#### MATERIALS PROVIDED
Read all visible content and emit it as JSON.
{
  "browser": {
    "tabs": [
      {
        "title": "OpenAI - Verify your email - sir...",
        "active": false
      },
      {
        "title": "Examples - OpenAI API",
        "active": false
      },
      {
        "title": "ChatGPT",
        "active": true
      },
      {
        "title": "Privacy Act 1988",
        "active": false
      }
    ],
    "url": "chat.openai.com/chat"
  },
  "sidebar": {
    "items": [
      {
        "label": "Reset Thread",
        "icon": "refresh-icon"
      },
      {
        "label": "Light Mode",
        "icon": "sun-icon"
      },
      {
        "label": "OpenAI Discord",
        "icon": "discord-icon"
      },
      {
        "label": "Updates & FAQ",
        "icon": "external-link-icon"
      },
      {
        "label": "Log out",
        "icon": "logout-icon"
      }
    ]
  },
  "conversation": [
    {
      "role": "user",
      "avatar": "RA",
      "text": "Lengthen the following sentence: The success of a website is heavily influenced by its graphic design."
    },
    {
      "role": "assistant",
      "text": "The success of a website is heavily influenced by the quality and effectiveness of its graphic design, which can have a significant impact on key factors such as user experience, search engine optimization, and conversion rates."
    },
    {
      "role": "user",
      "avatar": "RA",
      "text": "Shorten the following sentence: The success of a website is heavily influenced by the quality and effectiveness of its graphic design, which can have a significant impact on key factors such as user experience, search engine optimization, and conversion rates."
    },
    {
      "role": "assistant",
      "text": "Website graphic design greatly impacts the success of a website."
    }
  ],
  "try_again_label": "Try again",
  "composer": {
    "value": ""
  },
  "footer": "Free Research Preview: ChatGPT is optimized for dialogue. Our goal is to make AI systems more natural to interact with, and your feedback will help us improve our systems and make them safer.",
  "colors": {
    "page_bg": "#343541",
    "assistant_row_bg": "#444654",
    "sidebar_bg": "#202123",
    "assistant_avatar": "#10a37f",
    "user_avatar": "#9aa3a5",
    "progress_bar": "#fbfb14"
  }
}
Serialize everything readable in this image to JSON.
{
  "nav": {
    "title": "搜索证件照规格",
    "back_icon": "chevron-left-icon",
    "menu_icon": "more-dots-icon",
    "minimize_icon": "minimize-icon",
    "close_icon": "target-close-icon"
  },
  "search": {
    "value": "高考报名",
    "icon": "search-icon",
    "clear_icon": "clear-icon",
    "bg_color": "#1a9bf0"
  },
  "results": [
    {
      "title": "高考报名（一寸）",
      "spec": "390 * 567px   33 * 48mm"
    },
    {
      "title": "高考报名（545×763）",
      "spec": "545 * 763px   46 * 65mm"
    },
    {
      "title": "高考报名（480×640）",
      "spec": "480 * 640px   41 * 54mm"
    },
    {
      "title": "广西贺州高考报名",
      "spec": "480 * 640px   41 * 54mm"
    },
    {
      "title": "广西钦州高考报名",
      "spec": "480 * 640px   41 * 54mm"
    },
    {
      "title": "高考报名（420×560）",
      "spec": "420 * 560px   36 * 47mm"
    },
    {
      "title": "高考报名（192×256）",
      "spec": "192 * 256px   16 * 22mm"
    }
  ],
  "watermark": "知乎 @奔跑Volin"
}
########
SHORT PROBLEM: Set down, word for word, only the lines running from the line with "Serialize everything readable" to the last line of the listing above. Both of those lines belong in your answer.

PROBLEM SOLUTION:
Serialize everything readable in this image to JSON.
{
  "nav": {
    "title": "搜索证件照规格",
    "back_icon": "chevron-left-icon",
    "menu_icon": "more-dots-icon",
    "minimize_icon": "minimize-icon",
    "close_icon": "target-close-icon"
  },
  "search": {
    "value": "高考报名",
    "icon": "search-icon",
    "clear_icon": "clear-icon",
    "bg_color": "#1a9bf0"
  },
  "results": [
    {
      "title": "高考报名（一寸）",
      "spec": "390 * 567px   33 * 48mm"
    },
    {
      "title": "高考报名（545×763）",
      "spec": "545 * 763px   46 * 65mm"
    },
    {
      "title": "高考报名（480×640）",
      "spec": "480 * 640px   41 * 54mm"
    },
    {
      "title": "广西贺州高考报名",
      "spec": "480 * 640px   41 * 54mm"
    },
    {
      "title": "广西钦州高考报名",
      "spec": "480 * 640px   41 * 54mm"
    },
    {
      "title": "高考报名（420×560）",
      "spec": "420 * 560px   36 * 47mm"
    },
    {
      "title": "高考报名（192×256）",
      "spec": "192 * 256px   16 * 22mm"
    }
  ],
  "watermark": "知乎 @奔跑Volin"
}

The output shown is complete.